>> Start

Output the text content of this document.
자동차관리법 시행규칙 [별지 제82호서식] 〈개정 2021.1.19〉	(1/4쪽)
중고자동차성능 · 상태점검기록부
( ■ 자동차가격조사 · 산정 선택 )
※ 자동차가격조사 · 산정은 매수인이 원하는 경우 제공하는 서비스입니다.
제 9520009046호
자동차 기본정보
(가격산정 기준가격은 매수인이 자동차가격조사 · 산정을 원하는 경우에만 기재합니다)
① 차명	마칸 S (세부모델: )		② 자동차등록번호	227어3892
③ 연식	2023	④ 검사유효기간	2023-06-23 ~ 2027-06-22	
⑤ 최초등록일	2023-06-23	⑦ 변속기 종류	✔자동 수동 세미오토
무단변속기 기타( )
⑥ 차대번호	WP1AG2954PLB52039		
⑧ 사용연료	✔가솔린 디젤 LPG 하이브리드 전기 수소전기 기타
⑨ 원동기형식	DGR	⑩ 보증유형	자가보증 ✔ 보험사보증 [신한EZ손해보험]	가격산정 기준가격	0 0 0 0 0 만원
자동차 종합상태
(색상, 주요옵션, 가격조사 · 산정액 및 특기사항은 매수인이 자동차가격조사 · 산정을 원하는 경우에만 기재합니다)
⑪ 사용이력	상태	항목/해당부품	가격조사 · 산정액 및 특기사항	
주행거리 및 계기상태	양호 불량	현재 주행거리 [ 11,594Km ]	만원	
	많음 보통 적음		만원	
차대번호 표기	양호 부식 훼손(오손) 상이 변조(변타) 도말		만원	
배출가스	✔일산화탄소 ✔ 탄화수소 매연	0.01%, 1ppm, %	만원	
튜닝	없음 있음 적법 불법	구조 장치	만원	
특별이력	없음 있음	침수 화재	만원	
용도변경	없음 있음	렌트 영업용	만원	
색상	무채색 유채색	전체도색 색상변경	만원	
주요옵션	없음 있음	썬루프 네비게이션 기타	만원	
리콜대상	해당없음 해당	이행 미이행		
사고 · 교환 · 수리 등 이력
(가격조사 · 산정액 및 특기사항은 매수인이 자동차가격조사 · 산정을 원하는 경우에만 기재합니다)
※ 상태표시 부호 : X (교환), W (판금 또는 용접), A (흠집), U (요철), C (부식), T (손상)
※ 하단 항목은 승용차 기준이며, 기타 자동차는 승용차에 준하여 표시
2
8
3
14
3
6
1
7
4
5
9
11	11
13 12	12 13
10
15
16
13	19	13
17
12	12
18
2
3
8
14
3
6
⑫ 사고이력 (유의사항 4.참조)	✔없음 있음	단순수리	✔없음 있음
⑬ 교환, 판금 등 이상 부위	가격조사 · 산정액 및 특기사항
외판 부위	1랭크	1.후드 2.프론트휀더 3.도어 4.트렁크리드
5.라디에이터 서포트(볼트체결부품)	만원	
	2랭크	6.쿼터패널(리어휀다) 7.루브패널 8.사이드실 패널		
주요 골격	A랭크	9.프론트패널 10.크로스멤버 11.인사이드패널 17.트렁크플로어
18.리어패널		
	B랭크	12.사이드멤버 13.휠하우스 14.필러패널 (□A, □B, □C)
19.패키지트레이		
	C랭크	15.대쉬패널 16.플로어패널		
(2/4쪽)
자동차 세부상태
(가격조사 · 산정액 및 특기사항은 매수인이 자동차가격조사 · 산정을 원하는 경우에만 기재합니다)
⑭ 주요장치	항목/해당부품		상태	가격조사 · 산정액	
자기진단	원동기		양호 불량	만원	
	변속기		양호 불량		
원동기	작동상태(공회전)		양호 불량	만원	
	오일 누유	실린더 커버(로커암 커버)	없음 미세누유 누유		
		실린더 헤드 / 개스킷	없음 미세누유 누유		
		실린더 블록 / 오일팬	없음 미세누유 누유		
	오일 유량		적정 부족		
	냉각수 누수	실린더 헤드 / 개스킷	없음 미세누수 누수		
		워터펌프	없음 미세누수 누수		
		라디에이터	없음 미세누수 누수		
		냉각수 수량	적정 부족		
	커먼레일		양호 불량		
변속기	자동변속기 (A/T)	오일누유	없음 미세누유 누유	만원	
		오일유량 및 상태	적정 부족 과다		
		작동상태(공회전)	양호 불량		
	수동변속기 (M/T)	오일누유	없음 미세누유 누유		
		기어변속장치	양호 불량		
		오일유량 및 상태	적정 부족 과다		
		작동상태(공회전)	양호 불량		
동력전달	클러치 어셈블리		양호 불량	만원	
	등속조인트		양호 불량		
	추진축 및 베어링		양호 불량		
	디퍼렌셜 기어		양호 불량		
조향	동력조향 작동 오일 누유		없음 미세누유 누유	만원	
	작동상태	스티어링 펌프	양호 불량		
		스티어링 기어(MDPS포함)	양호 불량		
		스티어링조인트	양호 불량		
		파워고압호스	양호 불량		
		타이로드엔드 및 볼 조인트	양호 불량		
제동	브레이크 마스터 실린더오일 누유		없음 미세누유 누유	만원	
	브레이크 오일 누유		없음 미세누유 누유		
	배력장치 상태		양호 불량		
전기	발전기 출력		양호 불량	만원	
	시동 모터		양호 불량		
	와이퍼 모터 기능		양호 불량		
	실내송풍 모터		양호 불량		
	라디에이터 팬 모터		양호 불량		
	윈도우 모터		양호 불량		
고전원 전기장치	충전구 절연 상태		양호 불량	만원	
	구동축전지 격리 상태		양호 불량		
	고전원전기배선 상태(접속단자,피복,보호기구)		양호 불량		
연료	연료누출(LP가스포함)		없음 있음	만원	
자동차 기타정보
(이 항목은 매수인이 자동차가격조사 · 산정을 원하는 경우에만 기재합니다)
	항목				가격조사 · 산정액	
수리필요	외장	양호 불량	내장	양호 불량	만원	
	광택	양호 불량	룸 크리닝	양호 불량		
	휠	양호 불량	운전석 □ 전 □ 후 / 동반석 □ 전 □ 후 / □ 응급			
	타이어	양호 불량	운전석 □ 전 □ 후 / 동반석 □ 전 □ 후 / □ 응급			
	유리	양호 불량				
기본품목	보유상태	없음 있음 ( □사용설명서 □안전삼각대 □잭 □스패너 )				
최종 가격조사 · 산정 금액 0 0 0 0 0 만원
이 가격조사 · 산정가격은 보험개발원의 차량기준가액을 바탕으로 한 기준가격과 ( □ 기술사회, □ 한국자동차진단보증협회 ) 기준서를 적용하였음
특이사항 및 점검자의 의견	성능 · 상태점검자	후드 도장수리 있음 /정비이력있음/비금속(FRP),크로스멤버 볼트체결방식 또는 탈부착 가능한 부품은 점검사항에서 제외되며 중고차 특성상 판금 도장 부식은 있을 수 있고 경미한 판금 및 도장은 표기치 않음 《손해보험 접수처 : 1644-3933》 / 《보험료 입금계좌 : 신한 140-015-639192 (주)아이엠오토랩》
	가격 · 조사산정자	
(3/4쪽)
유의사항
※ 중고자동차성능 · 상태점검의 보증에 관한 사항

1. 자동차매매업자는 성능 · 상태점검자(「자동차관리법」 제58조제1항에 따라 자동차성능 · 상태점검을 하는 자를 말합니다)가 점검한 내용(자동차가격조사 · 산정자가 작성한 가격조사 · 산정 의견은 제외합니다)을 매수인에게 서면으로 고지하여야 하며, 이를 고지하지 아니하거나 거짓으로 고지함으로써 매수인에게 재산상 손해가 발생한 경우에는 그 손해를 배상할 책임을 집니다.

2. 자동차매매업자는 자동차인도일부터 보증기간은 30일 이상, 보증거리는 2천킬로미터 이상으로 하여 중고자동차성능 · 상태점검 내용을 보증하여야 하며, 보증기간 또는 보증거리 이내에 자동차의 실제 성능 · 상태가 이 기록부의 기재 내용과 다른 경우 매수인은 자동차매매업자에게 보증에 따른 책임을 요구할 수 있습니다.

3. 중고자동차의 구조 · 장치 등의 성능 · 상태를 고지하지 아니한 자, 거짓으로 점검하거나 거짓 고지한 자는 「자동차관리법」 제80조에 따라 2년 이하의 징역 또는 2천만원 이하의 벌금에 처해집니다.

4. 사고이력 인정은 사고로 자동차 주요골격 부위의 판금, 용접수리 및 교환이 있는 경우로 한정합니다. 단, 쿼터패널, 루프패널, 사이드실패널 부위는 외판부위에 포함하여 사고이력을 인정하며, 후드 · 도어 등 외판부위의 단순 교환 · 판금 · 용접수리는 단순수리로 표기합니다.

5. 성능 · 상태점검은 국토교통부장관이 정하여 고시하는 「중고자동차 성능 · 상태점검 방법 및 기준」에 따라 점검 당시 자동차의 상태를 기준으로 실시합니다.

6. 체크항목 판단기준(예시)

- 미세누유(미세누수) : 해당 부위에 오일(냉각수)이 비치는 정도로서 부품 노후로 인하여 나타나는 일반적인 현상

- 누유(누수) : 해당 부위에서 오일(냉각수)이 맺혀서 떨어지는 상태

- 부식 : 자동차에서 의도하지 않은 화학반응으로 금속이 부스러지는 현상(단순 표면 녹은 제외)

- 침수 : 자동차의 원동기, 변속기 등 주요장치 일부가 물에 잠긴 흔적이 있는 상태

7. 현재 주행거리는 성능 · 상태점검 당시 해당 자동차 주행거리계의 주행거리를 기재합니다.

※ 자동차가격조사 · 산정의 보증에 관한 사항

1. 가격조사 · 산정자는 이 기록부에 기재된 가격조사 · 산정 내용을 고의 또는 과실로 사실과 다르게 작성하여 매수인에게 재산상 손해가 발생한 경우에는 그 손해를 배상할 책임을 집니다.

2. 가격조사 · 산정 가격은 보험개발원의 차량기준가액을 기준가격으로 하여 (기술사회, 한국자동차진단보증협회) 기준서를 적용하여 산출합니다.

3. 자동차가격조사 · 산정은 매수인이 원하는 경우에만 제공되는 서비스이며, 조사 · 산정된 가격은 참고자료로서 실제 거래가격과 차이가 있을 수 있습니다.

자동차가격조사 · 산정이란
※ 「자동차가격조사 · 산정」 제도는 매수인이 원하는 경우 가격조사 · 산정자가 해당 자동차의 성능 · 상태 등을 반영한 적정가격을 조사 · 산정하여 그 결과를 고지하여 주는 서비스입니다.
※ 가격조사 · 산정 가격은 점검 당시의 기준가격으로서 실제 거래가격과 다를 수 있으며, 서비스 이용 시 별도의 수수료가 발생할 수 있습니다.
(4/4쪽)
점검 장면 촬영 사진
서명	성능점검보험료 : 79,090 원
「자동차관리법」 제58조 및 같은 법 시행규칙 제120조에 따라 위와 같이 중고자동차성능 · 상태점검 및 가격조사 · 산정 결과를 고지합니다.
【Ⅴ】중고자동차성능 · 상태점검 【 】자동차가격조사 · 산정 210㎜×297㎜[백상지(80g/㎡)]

>> End
>> Start

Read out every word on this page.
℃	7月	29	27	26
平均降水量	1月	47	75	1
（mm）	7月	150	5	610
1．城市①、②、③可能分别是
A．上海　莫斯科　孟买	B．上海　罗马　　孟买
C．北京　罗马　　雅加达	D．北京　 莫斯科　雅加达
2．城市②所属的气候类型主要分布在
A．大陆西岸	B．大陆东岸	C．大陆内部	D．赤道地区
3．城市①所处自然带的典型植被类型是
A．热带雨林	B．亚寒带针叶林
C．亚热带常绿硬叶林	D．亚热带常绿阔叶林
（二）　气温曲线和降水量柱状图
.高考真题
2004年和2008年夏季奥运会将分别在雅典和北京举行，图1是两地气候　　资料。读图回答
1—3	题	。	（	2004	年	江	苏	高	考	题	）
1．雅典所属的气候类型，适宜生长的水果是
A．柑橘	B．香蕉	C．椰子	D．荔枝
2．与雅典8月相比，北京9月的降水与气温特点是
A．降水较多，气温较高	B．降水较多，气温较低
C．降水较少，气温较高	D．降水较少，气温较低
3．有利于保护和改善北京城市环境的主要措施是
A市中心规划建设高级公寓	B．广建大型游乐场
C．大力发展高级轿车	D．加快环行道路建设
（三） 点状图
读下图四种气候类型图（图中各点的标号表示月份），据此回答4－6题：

>> End

Exercise goal ::
Within the material above, find the lines that contain the word "크로스멤버"; copy them.

Exercise result ::
주요 골격	A랭크	9.프론트패널 10.크로스멤버 11.인사이드패널 17.트렁크플로어
특이사항 및 점검자의 의견	성능 · 상태점검자	후드 도장수리 있음 /정비이력있음/비금속(FRP),크로스멤버 볼트체결방식 또는 탈부착 가능한 부품은 점검사항에서 제외되며 중고차 특성상 판금 도장 부식은 있을 수 있고 경미한 판금 및 도장은 표기치 않음 《손해보험 접수처 : 1644-3933》 / 《보험료 입금계좌 : 신한 140-015-639192 (주)아이엠오토랩》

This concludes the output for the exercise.